Without changing a character, return the entries, but not the images they hold.

○ ○ ○

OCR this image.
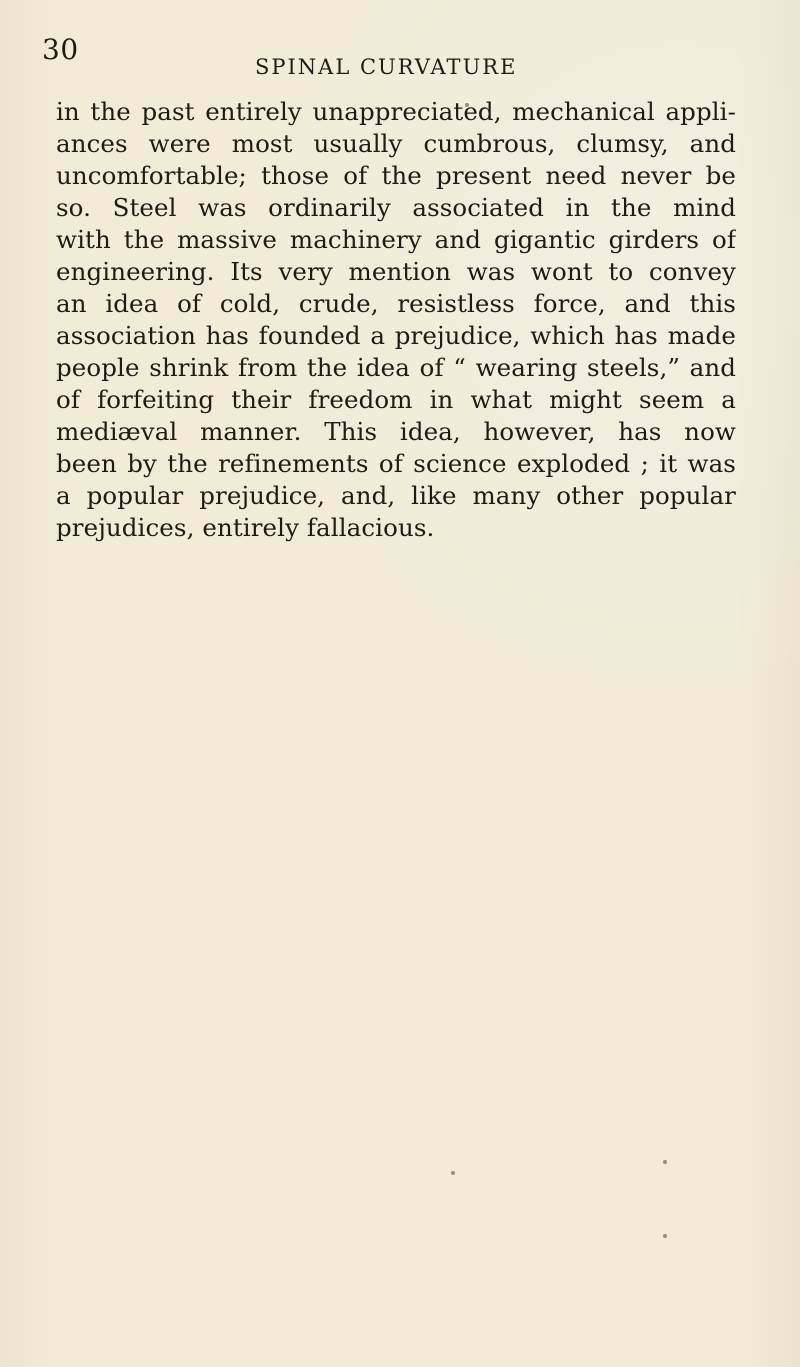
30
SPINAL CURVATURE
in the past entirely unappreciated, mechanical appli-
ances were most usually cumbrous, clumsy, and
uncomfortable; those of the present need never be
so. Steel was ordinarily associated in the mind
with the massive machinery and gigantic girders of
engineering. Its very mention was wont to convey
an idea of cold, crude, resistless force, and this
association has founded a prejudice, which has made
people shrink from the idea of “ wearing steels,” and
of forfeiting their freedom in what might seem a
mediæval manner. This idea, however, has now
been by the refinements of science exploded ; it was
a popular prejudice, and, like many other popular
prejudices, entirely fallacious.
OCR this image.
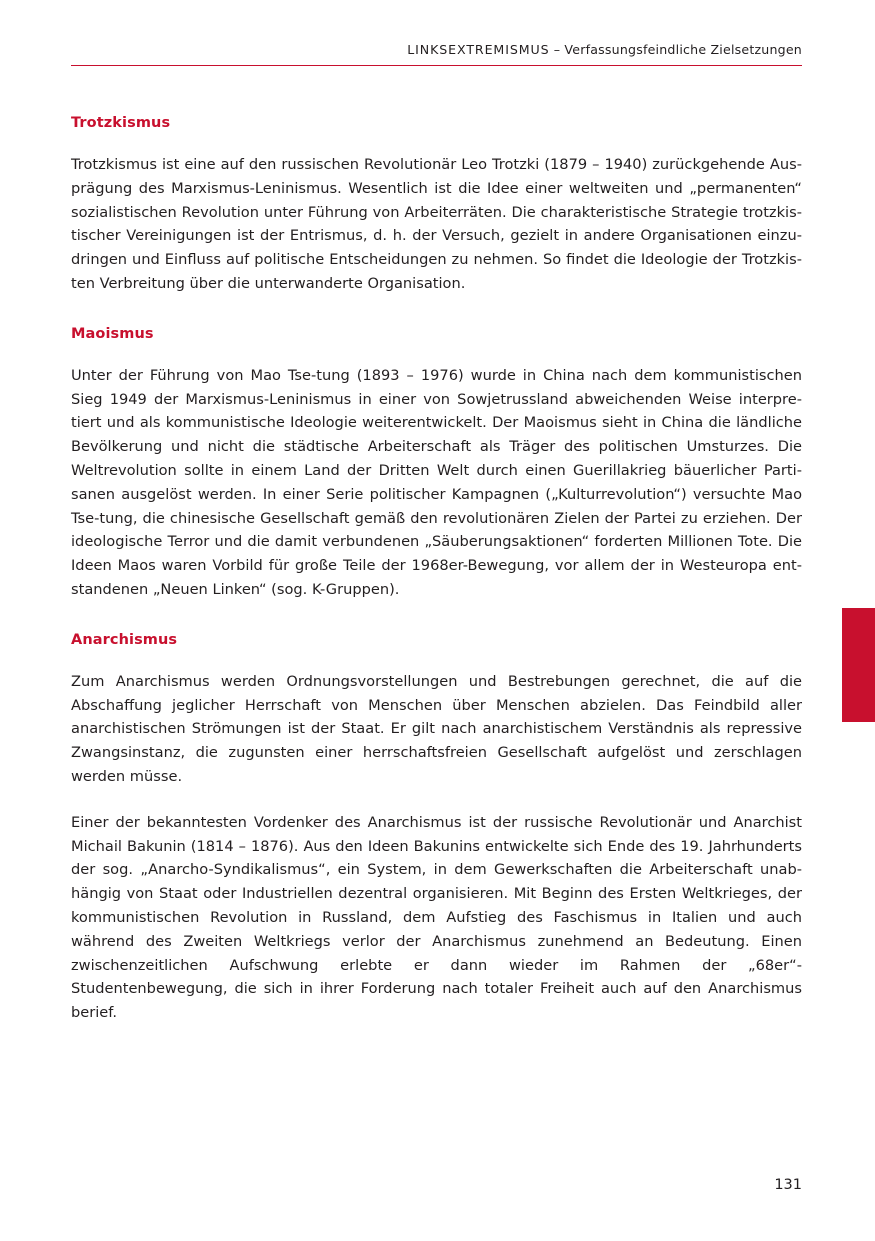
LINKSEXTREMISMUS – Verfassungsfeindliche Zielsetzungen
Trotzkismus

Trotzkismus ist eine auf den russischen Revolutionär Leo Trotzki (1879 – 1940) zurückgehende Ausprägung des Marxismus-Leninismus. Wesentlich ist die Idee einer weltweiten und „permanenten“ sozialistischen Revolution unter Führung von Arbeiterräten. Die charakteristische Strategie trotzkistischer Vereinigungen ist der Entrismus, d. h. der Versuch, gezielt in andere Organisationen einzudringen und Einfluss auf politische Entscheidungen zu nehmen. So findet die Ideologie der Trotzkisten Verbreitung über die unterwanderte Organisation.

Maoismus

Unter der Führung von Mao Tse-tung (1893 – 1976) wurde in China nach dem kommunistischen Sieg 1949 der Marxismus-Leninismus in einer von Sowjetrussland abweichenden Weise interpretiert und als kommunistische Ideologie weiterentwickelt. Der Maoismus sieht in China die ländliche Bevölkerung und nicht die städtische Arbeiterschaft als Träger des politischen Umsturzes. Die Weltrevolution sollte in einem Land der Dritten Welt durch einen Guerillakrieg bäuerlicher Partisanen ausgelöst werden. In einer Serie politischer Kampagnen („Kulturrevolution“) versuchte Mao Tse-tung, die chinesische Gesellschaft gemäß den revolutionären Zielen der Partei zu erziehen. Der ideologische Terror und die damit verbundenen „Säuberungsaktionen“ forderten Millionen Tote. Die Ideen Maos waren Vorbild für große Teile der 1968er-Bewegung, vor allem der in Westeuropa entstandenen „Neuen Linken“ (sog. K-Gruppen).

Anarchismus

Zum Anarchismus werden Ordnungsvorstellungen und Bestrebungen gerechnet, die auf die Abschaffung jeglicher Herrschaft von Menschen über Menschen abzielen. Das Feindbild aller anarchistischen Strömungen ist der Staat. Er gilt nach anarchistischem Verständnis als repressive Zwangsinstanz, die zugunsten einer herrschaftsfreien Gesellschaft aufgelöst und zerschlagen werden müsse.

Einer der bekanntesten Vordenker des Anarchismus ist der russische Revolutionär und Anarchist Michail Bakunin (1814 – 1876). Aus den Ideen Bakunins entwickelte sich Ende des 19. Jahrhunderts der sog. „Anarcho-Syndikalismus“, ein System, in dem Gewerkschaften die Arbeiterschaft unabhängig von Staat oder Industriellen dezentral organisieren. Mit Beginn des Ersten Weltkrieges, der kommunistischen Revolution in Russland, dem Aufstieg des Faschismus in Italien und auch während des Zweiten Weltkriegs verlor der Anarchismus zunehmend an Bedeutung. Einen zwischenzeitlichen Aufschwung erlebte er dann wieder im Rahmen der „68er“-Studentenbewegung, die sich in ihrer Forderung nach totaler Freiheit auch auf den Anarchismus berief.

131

○ ○ ○

ANSWER IN FULL:
OCR this image.
30
SPINAL CURVATURE
in the past entirely unappreciated, mechanical appli-
ances were most usually cumbrous, clumsy, and
uncomfortable; those of the present need never be
so. Steel was ordinarily associated in the mind
with the massive machinery and gigantic girders of
engineering. Its very mention was wont to convey
an idea of cold, crude, resistless force, and this
association has founded a prejudice, which has made
people shrink from the idea of “ wearing steels,” and
of forfeiting their freedom in what might seem a
mediæval manner. This idea, however, has now
been by the refinements of science exploded ; it was
a popular prejudice, and, like many other popular
prejudices, entirely fallacious.
OCR this image.
LINKSEXTREMISMUS – Verfassungsfeindliche Zielsetzungen
Trotzkismus

Trotzkismus ist eine auf den russischen Revolutionär Leo Trotzki (1879 – 1940) zurückgehende Ausprägung des Marxismus-Leninismus. Wesentlich ist die Idee einer weltweiten und „permanenten“ sozialistischen Revolution unter Führung von Arbeiterräten. Die charakteristische Strategie trotzkistischer Vereinigungen ist der Entrismus, d. h. der Versuch, gezielt in andere Organisationen einzudringen und Einfluss auf politische Entscheidungen zu nehmen. So findet die Ideologie der Trotzkisten Verbreitung über die unterwanderte Organisation.

Maoismus

Unter der Führung von Mao Tse-tung (1893 – 1976) wurde in China nach dem kommunistischen Sieg 1949 der Marxismus-Leninismus in einer von Sowjetrussland abweichenden Weise interpretiert und als kommunistische Ideologie weiterentwickelt. Der Maoismus sieht in China die ländliche Bevölkerung und nicht die städtische Arbeiterschaft als Träger des politischen Umsturzes. Die Weltrevolution sollte in einem Land der Dritten Welt durch einen Guerillakrieg bäuerlicher Partisanen ausgelöst werden. In einer Serie politischer Kampagnen („Kulturrevolution“) versuchte Mao Tse-tung, die chinesische Gesellschaft gemäß den revolutionären Zielen der Partei zu erziehen. Der ideologische Terror und die damit verbundenen „Säuberungsaktionen“ forderten Millionen Tote. Die Ideen Maos waren Vorbild für große Teile der 1968er-Bewegung, vor allem der in Westeuropa entstandenen „Neuen Linken“ (sog. K-Gruppen).

Anarchismus

Zum Anarchismus werden Ordnungsvorstellungen und Bestrebungen gerechnet, die auf die Abschaffung jeglicher Herrschaft von Menschen über Menschen abzielen. Das Feindbild aller anarchistischen Strömungen ist der Staat. Er gilt nach anarchistischem Verständnis als repressive Zwangsinstanz, die zugunsten einer herrschaftsfreien Gesellschaft aufgelöst und zerschlagen werden müsse.

Einer der bekanntesten Vordenker des Anarchismus ist der russische Revolutionär und Anarchist Michail Bakunin (1814 – 1876). Aus den Ideen Bakunins entwickelte sich Ende des 19. Jahrhunderts der sog. „Anarcho-Syndikalismus“, ein System, in dem Gewerkschaften die Arbeiterschaft unabhängig von Staat oder Industriellen dezentral organisieren. Mit Beginn des Ersten Weltkrieges, der kommunistischen Revolution in Russland, dem Aufstieg des Faschismus in Italien und auch während des Zweiten Weltkriegs verlor der Anarchismus zunehmend an Bedeutung. Einen zwischenzeitlichen Aufschwung erlebte er dann wieder im Rahmen der „68er“-Studentenbewegung, die sich in ihrer Forderung nach totaler Freiheit auch auf den Anarchismus berief.

131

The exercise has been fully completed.